### SHORT PROBLEM:
Tally each line where the word "after" occurs, then give only the total.

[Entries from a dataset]
::::
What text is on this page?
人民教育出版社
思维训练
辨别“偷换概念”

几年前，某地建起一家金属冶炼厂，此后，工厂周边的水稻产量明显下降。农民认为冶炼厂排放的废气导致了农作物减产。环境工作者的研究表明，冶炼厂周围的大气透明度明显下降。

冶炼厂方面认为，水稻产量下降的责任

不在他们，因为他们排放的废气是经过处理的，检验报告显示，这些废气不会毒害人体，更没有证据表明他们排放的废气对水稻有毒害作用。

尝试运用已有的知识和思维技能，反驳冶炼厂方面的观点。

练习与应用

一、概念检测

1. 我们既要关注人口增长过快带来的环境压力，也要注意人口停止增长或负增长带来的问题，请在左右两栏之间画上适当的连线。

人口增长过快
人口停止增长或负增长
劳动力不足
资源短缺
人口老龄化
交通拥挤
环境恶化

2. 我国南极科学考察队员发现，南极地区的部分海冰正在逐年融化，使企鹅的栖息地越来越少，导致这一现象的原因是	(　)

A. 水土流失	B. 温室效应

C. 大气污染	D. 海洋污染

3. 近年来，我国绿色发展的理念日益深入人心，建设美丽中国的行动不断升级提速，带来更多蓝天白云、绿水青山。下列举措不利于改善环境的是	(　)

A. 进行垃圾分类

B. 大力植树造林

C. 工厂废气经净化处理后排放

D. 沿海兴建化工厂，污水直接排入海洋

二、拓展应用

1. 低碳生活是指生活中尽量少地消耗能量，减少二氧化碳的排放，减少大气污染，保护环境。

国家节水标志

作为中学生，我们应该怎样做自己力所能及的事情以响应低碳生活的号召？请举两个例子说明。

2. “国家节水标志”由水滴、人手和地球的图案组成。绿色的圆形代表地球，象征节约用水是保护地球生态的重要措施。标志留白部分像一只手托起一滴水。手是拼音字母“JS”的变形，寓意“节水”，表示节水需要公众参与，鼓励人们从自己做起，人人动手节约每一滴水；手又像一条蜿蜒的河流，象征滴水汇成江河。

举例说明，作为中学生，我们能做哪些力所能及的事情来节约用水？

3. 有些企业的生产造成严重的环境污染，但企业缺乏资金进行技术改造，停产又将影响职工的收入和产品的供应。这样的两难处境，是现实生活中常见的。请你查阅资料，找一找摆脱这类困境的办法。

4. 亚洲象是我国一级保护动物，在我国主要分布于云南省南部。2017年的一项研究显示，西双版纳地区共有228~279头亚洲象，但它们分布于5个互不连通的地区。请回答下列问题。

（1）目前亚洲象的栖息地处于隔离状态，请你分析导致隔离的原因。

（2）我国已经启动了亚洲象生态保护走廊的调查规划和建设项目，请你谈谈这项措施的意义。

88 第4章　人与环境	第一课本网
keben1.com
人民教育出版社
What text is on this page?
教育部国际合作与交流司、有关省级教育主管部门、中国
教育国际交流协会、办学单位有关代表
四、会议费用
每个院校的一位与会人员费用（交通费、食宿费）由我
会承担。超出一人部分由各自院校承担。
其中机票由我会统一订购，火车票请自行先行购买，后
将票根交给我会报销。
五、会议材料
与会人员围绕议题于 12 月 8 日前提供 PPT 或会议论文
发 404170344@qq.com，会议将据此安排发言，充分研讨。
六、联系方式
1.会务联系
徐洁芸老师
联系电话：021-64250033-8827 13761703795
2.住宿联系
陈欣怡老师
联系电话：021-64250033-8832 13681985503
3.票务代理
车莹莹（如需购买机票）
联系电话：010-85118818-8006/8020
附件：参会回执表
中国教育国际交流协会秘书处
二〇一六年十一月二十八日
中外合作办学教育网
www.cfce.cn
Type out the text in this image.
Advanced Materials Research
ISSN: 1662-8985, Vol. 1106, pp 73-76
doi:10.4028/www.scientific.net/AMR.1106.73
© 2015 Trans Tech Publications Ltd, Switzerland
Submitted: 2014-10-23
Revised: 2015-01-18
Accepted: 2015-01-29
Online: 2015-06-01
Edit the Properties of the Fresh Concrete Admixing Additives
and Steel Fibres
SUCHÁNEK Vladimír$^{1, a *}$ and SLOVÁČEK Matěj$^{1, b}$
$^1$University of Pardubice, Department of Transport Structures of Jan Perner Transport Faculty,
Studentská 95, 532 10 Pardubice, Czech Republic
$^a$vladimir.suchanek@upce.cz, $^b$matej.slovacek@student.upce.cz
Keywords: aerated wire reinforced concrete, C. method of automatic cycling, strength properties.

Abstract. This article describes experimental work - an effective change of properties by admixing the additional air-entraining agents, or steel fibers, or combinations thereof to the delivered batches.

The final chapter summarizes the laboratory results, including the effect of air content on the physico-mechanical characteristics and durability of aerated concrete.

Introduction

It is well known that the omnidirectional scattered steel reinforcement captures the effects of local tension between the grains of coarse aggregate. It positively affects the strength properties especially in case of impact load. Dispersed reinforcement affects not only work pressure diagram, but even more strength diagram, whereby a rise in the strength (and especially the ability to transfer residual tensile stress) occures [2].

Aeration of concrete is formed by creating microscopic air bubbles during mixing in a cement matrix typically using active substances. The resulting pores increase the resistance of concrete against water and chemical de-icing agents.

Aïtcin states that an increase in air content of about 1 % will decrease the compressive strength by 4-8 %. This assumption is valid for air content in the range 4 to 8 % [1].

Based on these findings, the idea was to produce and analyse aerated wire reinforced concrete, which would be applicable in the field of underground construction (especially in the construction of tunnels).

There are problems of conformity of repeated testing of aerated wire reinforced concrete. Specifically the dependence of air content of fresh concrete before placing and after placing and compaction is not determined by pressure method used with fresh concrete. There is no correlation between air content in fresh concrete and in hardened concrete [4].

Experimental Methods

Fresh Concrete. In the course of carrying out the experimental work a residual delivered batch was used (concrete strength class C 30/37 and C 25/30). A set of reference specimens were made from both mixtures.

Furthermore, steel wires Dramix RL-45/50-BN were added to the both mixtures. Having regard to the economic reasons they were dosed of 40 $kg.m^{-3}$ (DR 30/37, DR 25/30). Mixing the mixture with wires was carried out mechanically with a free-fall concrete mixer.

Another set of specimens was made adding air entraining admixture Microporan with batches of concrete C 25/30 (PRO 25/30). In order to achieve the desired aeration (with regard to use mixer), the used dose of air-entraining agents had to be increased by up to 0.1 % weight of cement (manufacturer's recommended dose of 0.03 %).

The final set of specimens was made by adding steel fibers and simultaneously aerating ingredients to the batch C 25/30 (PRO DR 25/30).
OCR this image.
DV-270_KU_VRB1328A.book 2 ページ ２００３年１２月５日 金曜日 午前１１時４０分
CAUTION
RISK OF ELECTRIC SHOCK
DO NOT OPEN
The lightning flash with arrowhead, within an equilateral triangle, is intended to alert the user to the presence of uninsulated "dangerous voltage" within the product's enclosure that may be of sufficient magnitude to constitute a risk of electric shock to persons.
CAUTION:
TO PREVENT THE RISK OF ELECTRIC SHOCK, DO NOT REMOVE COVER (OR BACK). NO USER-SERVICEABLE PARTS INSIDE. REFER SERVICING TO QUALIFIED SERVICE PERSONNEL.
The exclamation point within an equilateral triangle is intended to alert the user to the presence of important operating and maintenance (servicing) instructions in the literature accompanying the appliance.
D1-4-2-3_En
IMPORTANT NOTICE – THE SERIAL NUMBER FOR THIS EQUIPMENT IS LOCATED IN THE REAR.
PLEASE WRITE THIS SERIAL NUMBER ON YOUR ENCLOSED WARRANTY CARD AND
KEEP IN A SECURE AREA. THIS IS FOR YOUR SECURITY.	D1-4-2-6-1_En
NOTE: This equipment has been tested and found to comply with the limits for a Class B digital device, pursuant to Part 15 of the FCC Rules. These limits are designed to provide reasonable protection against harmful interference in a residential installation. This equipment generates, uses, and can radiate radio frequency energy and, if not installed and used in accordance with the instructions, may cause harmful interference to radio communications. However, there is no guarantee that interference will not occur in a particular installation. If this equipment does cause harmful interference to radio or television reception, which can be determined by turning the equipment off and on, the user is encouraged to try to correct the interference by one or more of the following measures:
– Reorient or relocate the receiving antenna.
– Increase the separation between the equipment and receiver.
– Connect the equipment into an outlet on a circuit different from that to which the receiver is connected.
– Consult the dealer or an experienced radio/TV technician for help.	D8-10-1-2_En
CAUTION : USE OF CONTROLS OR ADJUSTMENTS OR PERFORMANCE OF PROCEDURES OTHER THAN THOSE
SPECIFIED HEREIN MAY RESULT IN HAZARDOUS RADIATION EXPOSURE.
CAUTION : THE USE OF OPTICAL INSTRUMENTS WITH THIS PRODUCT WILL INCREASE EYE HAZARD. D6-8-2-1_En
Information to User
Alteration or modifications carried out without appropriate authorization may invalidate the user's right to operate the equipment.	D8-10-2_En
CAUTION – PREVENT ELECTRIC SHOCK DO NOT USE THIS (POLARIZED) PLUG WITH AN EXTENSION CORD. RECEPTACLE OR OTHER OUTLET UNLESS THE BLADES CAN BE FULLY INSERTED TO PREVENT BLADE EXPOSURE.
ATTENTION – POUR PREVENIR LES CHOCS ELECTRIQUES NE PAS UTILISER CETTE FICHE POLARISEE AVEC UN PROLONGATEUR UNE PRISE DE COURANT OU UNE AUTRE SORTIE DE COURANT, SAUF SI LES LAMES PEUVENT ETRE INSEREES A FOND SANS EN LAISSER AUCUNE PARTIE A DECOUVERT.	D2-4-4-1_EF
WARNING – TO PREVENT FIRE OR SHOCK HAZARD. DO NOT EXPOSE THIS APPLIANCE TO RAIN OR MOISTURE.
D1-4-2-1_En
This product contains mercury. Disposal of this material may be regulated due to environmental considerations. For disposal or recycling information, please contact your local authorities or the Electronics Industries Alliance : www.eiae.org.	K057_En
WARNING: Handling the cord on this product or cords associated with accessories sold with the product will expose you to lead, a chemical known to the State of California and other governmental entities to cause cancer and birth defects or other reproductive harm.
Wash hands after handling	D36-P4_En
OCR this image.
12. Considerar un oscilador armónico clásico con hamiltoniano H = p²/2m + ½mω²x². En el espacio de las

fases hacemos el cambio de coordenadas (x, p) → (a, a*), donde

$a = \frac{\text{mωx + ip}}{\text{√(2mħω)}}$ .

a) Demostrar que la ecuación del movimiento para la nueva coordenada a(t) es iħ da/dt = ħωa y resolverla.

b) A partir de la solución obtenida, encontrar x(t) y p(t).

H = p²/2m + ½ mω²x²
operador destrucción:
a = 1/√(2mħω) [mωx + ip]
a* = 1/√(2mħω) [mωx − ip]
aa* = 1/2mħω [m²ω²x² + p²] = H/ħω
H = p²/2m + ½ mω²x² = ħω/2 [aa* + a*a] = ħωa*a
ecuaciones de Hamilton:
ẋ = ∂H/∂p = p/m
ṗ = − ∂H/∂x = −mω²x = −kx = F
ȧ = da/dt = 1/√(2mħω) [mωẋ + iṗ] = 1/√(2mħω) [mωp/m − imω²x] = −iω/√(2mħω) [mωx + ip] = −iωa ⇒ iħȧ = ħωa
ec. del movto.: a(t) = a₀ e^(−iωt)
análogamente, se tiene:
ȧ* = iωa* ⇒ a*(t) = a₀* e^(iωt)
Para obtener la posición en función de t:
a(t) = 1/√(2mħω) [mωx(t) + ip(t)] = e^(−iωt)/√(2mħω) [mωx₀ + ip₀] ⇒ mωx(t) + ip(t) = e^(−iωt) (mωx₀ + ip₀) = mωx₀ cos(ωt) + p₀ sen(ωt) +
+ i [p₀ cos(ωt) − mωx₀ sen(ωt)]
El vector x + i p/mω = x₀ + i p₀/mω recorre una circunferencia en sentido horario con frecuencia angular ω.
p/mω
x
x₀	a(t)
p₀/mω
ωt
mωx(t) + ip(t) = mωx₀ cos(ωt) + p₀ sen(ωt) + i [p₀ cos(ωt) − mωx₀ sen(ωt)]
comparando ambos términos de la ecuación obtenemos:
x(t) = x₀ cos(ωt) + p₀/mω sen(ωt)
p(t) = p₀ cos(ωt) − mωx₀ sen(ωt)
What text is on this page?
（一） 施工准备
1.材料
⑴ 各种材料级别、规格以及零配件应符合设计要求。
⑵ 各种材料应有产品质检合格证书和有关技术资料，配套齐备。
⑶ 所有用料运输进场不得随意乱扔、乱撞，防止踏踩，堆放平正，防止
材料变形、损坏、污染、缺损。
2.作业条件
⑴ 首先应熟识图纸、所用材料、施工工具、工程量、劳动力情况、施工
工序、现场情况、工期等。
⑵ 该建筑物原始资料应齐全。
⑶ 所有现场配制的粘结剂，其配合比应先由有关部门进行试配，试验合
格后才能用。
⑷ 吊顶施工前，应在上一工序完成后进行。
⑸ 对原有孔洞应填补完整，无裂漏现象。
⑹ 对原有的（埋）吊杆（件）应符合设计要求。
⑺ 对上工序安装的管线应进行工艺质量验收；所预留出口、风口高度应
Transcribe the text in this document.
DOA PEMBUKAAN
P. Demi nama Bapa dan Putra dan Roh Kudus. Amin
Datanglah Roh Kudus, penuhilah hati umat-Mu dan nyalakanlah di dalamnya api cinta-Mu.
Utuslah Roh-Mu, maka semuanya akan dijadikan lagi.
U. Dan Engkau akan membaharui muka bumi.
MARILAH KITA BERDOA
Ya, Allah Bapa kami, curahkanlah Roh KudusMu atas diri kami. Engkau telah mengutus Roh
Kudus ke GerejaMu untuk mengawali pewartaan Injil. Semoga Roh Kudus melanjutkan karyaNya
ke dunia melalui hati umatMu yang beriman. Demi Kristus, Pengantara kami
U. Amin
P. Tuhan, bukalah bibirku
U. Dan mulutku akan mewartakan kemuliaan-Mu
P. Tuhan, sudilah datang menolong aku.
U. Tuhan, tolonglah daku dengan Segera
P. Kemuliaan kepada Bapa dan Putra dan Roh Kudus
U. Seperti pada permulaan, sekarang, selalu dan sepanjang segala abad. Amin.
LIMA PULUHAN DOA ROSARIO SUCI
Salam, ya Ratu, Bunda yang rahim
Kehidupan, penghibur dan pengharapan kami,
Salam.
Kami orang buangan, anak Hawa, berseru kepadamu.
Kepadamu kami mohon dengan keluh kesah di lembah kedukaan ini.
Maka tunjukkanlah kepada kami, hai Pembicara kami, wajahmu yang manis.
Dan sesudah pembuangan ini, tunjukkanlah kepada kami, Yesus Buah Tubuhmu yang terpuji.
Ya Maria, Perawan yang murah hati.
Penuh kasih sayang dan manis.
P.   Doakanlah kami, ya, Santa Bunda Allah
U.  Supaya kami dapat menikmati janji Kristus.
::::
### EXERCISE RESPONSE:
2